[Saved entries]
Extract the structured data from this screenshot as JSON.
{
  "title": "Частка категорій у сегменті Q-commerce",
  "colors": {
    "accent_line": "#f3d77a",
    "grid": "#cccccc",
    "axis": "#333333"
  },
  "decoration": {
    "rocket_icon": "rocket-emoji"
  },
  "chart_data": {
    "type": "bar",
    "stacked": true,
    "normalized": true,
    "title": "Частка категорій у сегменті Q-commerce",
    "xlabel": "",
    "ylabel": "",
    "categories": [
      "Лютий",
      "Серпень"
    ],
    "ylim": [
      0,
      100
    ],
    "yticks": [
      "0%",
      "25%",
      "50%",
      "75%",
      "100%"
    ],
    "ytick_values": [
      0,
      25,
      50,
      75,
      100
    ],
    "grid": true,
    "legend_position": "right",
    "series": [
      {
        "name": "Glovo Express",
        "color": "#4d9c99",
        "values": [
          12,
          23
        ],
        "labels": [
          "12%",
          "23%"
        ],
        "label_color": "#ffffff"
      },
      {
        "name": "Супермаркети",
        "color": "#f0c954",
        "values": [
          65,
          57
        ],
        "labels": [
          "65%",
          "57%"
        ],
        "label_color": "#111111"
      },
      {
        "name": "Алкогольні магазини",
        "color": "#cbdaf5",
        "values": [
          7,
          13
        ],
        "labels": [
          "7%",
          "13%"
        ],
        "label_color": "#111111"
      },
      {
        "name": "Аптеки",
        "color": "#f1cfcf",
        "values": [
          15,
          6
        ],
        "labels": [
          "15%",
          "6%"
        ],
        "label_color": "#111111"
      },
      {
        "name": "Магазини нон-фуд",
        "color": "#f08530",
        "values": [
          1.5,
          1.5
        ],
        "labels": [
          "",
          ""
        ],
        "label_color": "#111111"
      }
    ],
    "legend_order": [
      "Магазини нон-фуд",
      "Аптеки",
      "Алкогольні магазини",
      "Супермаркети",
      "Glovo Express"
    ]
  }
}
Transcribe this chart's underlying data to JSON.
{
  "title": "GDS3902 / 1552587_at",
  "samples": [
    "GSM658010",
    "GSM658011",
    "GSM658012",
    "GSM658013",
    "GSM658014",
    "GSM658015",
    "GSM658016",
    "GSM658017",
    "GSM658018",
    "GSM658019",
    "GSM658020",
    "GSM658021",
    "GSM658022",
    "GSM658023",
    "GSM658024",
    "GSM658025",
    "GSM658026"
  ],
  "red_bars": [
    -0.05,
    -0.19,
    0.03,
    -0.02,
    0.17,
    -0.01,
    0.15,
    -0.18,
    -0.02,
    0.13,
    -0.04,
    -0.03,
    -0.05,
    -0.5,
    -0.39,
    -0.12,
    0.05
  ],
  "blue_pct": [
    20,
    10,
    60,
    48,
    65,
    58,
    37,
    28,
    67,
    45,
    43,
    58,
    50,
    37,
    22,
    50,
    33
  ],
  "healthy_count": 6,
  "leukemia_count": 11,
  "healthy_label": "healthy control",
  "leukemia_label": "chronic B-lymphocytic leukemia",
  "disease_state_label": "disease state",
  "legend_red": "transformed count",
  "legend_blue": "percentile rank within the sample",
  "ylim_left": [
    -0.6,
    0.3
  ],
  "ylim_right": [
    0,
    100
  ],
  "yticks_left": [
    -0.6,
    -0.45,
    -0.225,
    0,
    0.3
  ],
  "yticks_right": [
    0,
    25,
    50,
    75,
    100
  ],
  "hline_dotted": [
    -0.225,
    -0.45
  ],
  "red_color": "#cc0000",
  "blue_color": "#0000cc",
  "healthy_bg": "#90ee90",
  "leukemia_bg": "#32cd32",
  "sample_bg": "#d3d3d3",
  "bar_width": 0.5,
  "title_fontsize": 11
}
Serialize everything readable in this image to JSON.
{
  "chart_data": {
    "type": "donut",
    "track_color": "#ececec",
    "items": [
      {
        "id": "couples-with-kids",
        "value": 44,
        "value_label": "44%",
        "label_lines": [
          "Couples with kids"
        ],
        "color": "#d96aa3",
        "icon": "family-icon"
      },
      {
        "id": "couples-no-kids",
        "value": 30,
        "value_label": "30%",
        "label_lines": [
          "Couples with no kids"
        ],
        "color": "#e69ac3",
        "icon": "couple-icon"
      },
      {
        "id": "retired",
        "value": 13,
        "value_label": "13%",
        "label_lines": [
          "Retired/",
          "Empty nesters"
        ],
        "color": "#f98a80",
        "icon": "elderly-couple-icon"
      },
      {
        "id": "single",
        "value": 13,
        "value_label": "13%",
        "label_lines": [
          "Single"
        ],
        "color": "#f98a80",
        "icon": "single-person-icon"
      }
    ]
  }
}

WHAT THE TASK ASKS — Return every line of the material exactly.

TASK SOLUTION —
Extract the structured data from this screenshot as JSON.
{
  "title": "Частка категорій у сегменті Q-commerce",
  "colors": {
    "accent_line": "#f3d77a",
    "grid": "#cccccc",
    "axis": "#333333"
  },
  "decoration": {
    "rocket_icon": "rocket-emoji"
  },
  "chart_data": {
    "type": "bar",
    "stacked": true,
    "normalized": true,
    "title": "Частка категорій у сегменті Q-commerce",
    "xlabel": "",
    "ylabel": "",
    "categories": [
      "Лютий",
      "Серпень"
    ],
    "ylim": [
      0,
      100
    ],
    "yticks": [
      "0%",
      "25%",
      "50%",
      "75%",
      "100%"
    ],
    "ytick_values": [
      0,
      25,
      50,
      75,
      100
    ],
    "grid": true,
    "legend_position": "right",
    "series": [
      {
        "name": "Glovo Express",
        "color": "#4d9c99",
        "values": [
          12,
          23
        ],
        "labels": [
          "12%",
          "23%"
        ],
        "label_color": "#ffffff"
      },
      {
        "name": "Супермаркети",
        "color": "#f0c954",
        "values": [
          65,
          57
        ],
        "labels": [
          "65%",
          "57%"
        ],
        "label_color": "#111111"
      },
      {
        "name": "Алкогольні магазини",
        "color": "#cbdaf5",
        "values": [
          7,
          13
        ],
        "labels": [
          "7%",
          "13%"
        ],
        "label_color": "#111111"
      },
      {
        "name": "Аптеки",
        "color": "#f1cfcf",
        "values": [
          15,
          6
        ],
        "labels": [
          "15%",
          "6%"
        ],
        "label_color": "#111111"
      },
      {
        "name": "Магазини нон-фуд",
        "color": "#f08530",
        "values": [
          1.5,
          1.5
        ],
        "labels": [
          "",
          ""
        ],
        "label_color": "#111111"
      }
    ],
    "legend_order": [
      "Магазини нон-фуд",
      "Аптеки",
      "Алкогольні магазини",
      "Супермаркети",
      "Glovo Express"
    ]
  }
}
Transcribe this chart's underlying data to JSON.
{
  "title": "GDS3902 / 1552587_at",
  "samples": [
    "GSM658010",
    "GSM658011",
    "GSM658012",
    "GSM658013",
    "GSM658014",
    "GSM658015",
    "GSM658016",
    "GSM658017",
    "GSM658018",
    "GSM658019",
    "GSM658020",
    "GSM658021",
    "GSM658022",
    "GSM658023",
    "GSM658024",
    "GSM658025",
    "GSM658026"
  ],
  "red_bars": [
    -0.05,
    -0.19,
    0.03,
    -0.02,
    0.17,
    -0.01,
    0.15,
    -0.18,
    -0.02,
    0.13,
    -0.04,
    -0.03,
    -0.05,
    -0.5,
    -0.39,
    -0.12,
    0.05
  ],
  "blue_pct": [
    20,
    10,
    60,
    48,
    65,
    58,
    37,
    28,
    67,
    45,
    43,
    58,
    50,
    37,
    22,
    50,
    33
  ],
  "healthy_count": 6,
  "leukemia_count": 11,
  "healthy_label": "healthy control",
  "leukemia_label": "chronic B-lymphocytic leukemia",
  "disease_state_label": "disease state",
  "legend_red": "transformed count",
  "legend_blue": "percentile rank within the sample",
  "ylim_left": [
    -0.6,
    0.3
  ],
  "ylim_right": [
    0,
    100
  ],
  "yticks_left": [
    -0.6,
    -0.45,
    -0.225,
    0,
    0.3
  ],
  "yticks_right": [
    0,
    25,
    50,
    75,
    100
  ],
  "hline_dotted": [
    -0.225,
    -0.45
  ],
  "red_color": "#cc0000",
  "blue_color": "#0000cc",
  "healthy_bg": "#90ee90",
  "leukemia_bg": "#32cd32",
  "sample_bg": "#d3d3d3",
  "bar_width": 0.5,
  "title_fontsize": 11
}
Serialize everything readable in this image to JSON.
{
  "chart_data": {
    "type": "donut",
    "track_color": "#ececec",
    "items": [
      {
        "id": "couples-with-kids",
        "value": 44,
        "value_label": "44%",
        "label_lines": [
          "Couples with kids"
        ],
        "color": "#d96aa3",
        "icon": "family-icon"
      },
      {
        "id": "couples-no-kids",
        "value": 30,
        "value_label": "30%",
        "label_lines": [
          "Couples with no kids"
        ],
        "color": "#e69ac3",
        "icon": "couple-icon"
      },
      {
        "id": "retired",
        "value": 13,
        "value_label": "13%",
        "label_lines": [
          "Retired/",
          "Empty nesters"
        ],
        "color": "#f98a80",
        "icon": "elderly-couple-icon"
      },
      {
        "id": "single",
        "value": 13,
        "value_label": "13%",
        "label_lines": [
          "Single"
        ],
        "color": "#f98a80",
        "icon": "single-person-icon"
      }
    ]
  }
}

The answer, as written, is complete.